Leave out the pictures, then reproduce the rest of the material exactly.

─── Data in this exercise

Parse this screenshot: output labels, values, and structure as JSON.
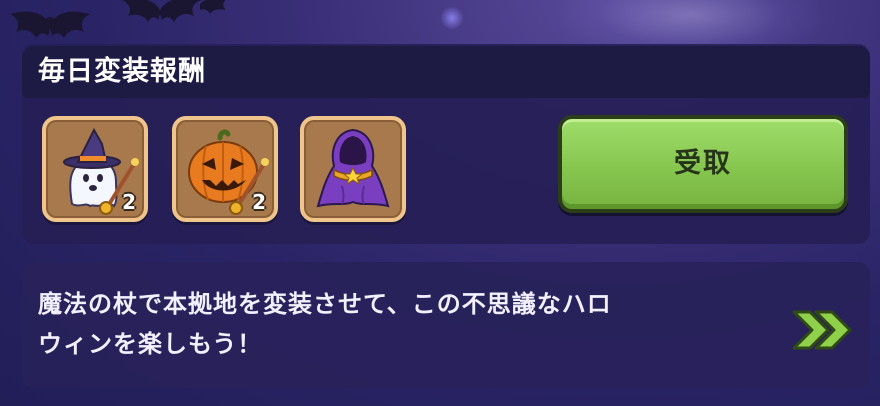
{
  "panel": {
    "title": "毎日変装報酬"
  },
  "rewards": [
    {
      "icon": "ghost-witch-wand-icon",
      "count": "2"
    },
    {
      "icon": "jack-o-lantern-wand-icon",
      "count": "2"
    },
    {
      "icon": "purple-cloak-icon",
      "count": ""
    }
  ],
  "claim_button": {
    "label": "受取"
  },
  "description": {
    "line1": "魔法の杖で本拠地を変装させて、この不思議なハロ",
    "line2": "ウィンを楽しもう！"
  },
  "colors": {
    "background": "#2a2466",
    "slot_fill": "#a7794d",
    "slot_border": "#f0c58c",
    "button_green": "#86c64f",
    "arrow_green": "#8fd14a"
  }
}
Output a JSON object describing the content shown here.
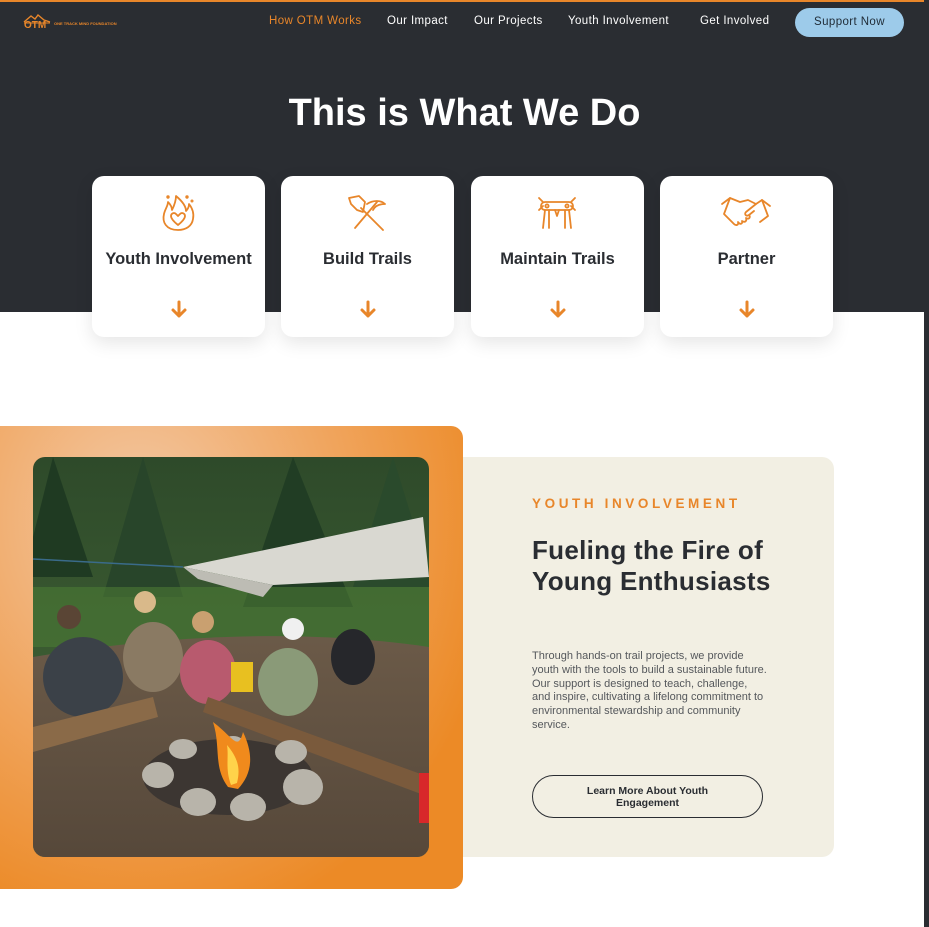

──────

Output of the task →
Parse this screenshot: output labels, values, and structure as JSON.
{
  "panel": {
    "title": "毎日変装報酬"
  },
  "rewards": [
    {
      "icon": "ghost-witch-wand-icon",
      "count": "2"
    },
    {
      "icon": "jack-o-lantern-wand-icon",
      "count": "2"
    },
    {
      "icon": "purple-cloak-icon",
      "count": ""
    }
  ],
  "claim_button": {
    "label": "受取"
  },
  "description": {
    "line1": "魔法の杖で本拠地を変装させて、この不思議なハロ",
    "line2": "ウィンを楽しもう！"
  },
  "colors": {
    "background": "#2a2466",
    "slot_fill": "#a7794d",
    "slot_border": "#f0c58c",
    "button_green": "#86c64f",
    "arrow_green": "#8fd14a"
  }
}
Output a JSON object describing the content shown here.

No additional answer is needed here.